→ What to do: Extract every line from the records below that contains the word "weten".

━━━━

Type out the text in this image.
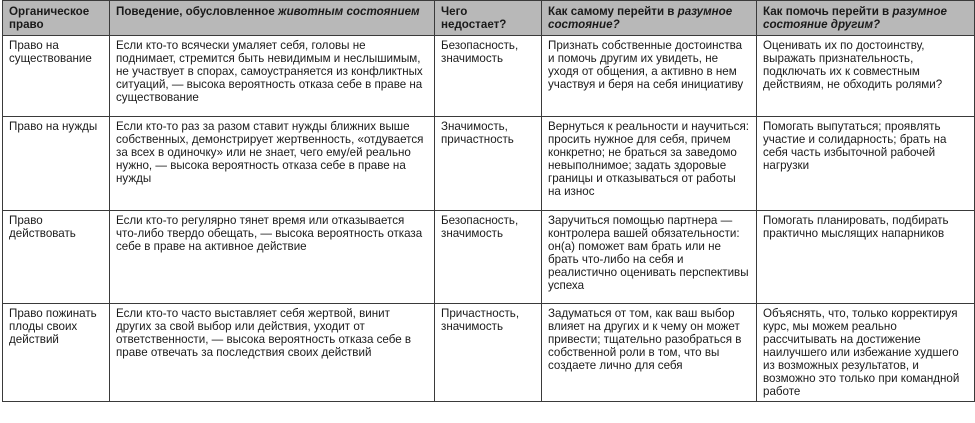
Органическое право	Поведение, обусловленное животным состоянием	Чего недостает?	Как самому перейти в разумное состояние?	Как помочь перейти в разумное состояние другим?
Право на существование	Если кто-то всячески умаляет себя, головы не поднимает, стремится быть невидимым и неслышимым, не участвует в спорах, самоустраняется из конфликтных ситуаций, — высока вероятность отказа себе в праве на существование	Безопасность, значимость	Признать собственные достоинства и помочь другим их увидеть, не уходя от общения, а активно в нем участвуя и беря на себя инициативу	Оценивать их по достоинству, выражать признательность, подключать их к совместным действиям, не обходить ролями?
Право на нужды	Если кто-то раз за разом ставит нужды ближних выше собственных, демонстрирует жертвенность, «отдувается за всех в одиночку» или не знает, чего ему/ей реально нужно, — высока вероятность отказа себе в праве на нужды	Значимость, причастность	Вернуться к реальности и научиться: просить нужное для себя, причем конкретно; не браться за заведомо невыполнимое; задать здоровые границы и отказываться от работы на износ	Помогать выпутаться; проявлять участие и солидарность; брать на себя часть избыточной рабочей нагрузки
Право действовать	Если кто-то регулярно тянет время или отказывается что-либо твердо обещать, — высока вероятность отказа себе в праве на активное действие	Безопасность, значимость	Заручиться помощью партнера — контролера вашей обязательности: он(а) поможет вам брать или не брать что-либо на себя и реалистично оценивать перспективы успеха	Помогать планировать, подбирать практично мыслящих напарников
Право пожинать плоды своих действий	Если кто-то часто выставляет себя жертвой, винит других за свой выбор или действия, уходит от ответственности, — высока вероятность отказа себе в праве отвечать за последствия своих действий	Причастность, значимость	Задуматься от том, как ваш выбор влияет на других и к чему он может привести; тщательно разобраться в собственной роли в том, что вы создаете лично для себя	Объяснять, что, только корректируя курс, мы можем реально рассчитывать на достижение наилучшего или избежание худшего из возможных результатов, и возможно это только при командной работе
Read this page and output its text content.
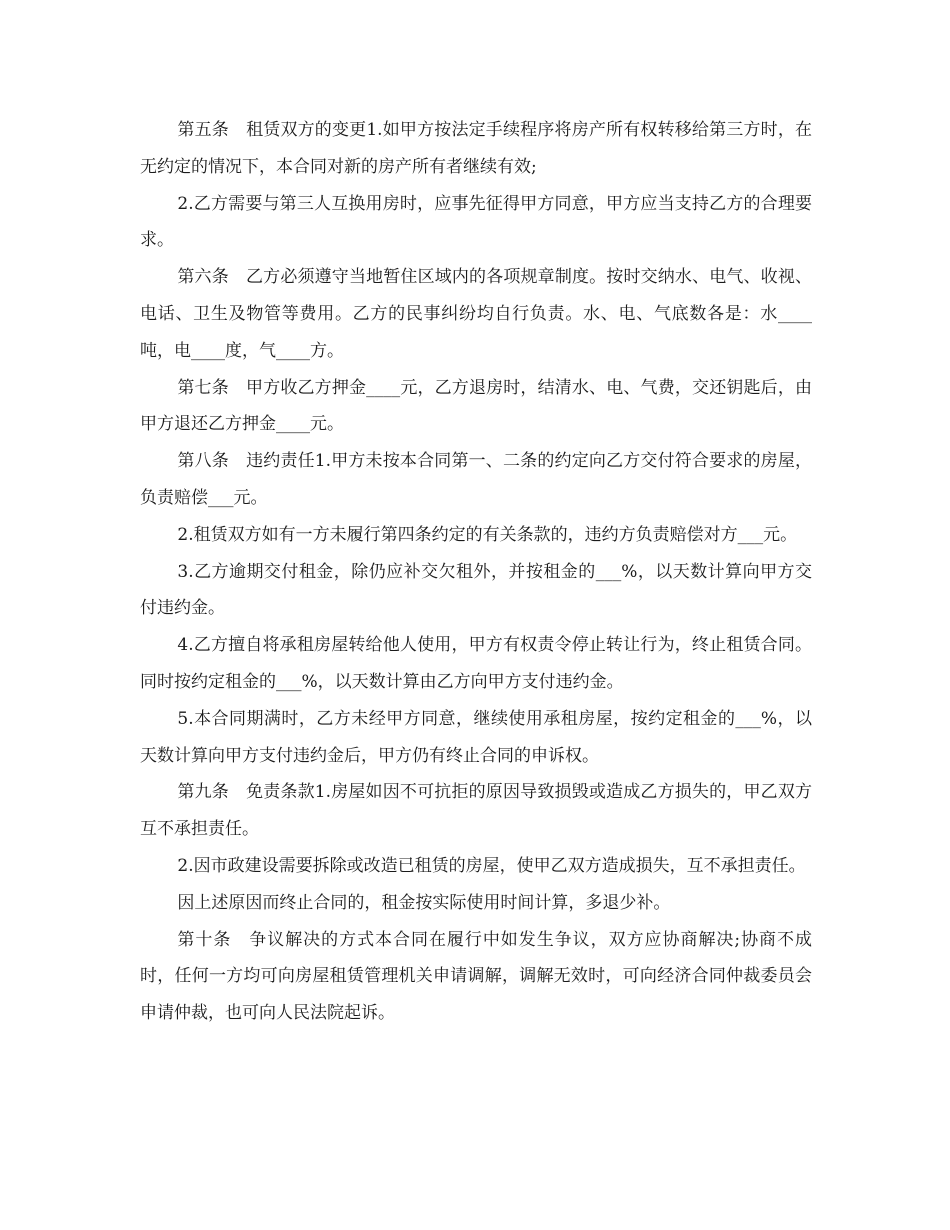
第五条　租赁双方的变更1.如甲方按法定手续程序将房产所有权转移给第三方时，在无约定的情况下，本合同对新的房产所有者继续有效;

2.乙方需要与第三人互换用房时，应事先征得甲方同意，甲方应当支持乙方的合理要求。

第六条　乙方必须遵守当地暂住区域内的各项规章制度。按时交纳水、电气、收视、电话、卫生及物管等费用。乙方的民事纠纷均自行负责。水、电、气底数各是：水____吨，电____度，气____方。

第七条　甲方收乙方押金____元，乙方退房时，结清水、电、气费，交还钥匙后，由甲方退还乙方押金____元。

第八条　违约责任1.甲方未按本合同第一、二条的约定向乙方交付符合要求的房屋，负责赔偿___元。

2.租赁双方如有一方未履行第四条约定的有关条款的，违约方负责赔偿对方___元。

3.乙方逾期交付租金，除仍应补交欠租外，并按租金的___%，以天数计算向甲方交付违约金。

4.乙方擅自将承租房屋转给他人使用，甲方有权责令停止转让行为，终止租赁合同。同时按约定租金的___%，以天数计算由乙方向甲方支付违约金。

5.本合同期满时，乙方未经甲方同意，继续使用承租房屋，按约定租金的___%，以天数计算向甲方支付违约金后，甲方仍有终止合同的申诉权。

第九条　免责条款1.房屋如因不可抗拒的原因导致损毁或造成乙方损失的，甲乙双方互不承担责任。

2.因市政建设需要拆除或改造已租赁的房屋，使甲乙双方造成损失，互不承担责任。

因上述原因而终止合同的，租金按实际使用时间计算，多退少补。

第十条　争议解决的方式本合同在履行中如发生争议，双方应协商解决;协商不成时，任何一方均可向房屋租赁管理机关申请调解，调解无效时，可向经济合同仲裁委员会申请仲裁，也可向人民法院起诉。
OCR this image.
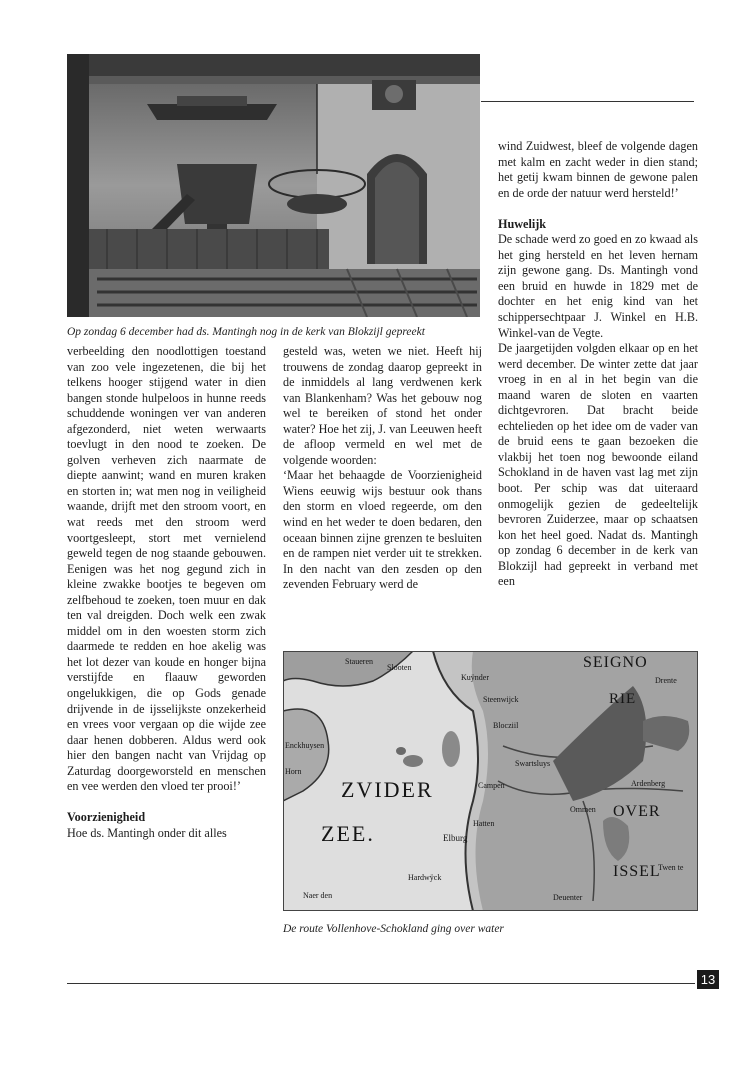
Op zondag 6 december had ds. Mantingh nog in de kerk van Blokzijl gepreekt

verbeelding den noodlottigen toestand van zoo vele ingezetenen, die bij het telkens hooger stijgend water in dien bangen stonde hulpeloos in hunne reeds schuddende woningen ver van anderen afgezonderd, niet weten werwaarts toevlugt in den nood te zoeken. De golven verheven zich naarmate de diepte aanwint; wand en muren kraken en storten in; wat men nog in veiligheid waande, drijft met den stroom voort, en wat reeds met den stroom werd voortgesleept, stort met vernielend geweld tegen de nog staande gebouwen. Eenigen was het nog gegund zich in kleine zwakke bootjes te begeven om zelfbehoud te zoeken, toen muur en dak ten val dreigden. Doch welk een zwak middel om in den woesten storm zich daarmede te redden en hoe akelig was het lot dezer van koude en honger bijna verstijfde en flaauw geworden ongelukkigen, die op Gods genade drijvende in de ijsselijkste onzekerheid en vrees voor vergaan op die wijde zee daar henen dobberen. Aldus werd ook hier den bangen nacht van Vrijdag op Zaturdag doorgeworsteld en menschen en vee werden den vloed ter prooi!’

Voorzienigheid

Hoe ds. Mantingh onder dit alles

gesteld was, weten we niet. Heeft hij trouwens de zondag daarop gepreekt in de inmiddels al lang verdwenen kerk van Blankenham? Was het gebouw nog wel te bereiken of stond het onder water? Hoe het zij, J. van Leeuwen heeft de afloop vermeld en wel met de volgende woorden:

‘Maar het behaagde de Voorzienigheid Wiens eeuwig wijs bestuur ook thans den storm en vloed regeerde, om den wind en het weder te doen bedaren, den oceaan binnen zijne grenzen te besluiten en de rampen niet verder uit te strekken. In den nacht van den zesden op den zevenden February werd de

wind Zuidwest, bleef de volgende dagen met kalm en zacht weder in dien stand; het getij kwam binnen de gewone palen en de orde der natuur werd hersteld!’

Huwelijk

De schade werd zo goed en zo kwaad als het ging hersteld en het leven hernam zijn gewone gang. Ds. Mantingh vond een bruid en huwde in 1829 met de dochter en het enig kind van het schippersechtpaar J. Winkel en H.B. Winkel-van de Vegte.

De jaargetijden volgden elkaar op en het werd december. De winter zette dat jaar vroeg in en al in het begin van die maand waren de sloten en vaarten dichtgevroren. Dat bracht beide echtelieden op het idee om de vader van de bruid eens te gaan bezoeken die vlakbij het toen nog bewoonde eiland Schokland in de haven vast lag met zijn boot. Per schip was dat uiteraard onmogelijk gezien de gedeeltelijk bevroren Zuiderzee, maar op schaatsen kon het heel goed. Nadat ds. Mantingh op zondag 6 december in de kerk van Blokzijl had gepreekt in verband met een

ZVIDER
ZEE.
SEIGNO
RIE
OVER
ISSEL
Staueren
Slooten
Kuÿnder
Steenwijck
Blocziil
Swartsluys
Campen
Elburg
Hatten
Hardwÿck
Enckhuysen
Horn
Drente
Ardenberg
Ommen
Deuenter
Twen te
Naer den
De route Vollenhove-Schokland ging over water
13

━━━━

→ Expected output:
verbeelding den noodlottigen toestand van zoo vele ingezetenen, die bij het telkens hooger stijgend water in dien bangen stonde hulpeloos in hunne reeds schuddende woningen ver van anderen afgezonderd, niet weten werwaarts toevlugt in den nood te zoeken. De golven verheven zich naarmate de diepte aanwint; wand en muren kraken en storten in; wat men nog in veiligheid waande, drijft met den stroom voort, en wat reeds met den stroom werd voortgesleept, stort met vernielend geweld tegen de nog staande gebouwen. Eenigen was het nog gegund zich in kleine zwakke bootjes te begeven om zelfbehoud te zoeken, toen muur en dak ten val dreigden. Doch welk een zwak middel om in den woesten storm zich daarmede te redden en hoe akelig was het lot dezer van koude en honger bijna verstijfde en flaauw geworden ongelukkigen, die op Gods genade drijvende in de ijsselijkste onzekerheid en vrees voor vergaan op die wijde zee daar henen dobberen. Aldus werd ook hier den bangen nacht van Vrijdag op Zaturdag doorgeworsteld en menschen en vee werden den vloed ter prooi!’
gesteld was, weten we niet. Heeft hij trouwens de zondag daarop gepreekt in de inmiddels al lang verdwenen kerk van Blankenham? Was het gebouw nog wel te bereiken of stond het onder water? Hoe het zij, J. van Leeuwen heeft de afloop vermeld en wel met de volgende woorden:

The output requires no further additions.